Start of Supplied entries
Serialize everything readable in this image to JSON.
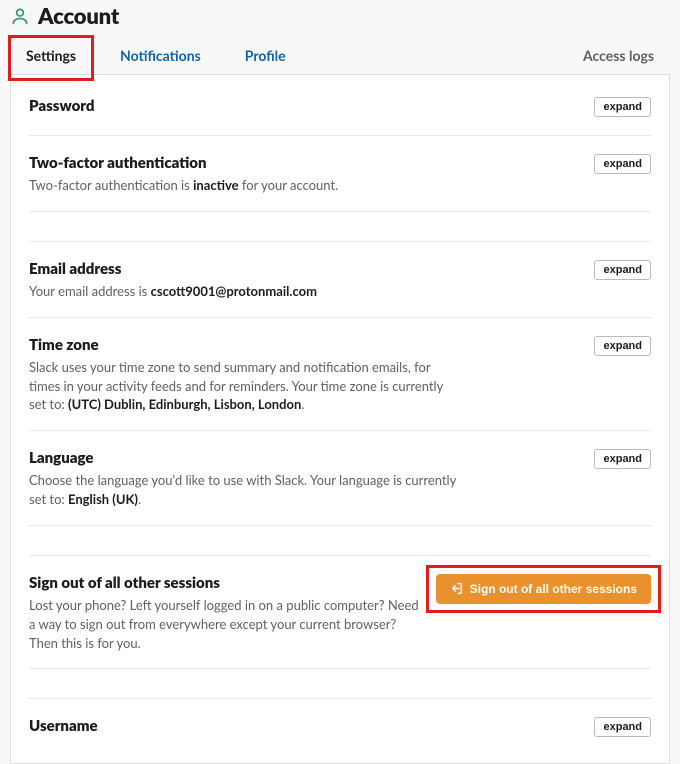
{
  "header": {
    "title": "Account"
  },
  "tabs": {
    "settings": "Settings",
    "notifications": "Notifications",
    "profile": "Profile",
    "access_logs": "Access logs"
  },
  "buttons": {
    "expand": "expand",
    "signout_all": "Sign out of all other sessions"
  },
  "sections": {
    "password": {
      "title": "Password"
    },
    "twofa": {
      "title": "Two-factor authentication",
      "desc_pre": "Two-factor authentication is ",
      "desc_bold": "inactive",
      "desc_post": " for your account."
    },
    "email": {
      "title": "Email address",
      "desc_pre": "Your email address is ",
      "desc_bold": "cscott9001@protonmail.com",
      "desc_post": ""
    },
    "timezone": {
      "title": "Time zone",
      "desc_pre": "Slack uses your time zone to send summary and notification emails, for times in your activity feeds and for reminders. Your time zone is currently set to: ",
      "desc_bold": "(UTC) Dublin, Edinburgh, Lisbon, London",
      "desc_post": "."
    },
    "language": {
      "title": "Language",
      "desc_pre": "Choose the language you'd like to use with Slack. Your language is currently set to: ",
      "desc_bold": "English (UK)",
      "desc_post": "."
    },
    "signout": {
      "title": "Sign out of all other sessions",
      "desc": "Lost your phone? Left yourself logged in on a public computer? Need a way to sign out from everywhere except your current browser? Then this is for you."
    },
    "username": {
      "title": "Username"
    }
  }
}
End of Supplied entries
Goal of the exercise:
Of the lines in the data, how many hold the string "title"? State the number, nothing else.

Answer:
8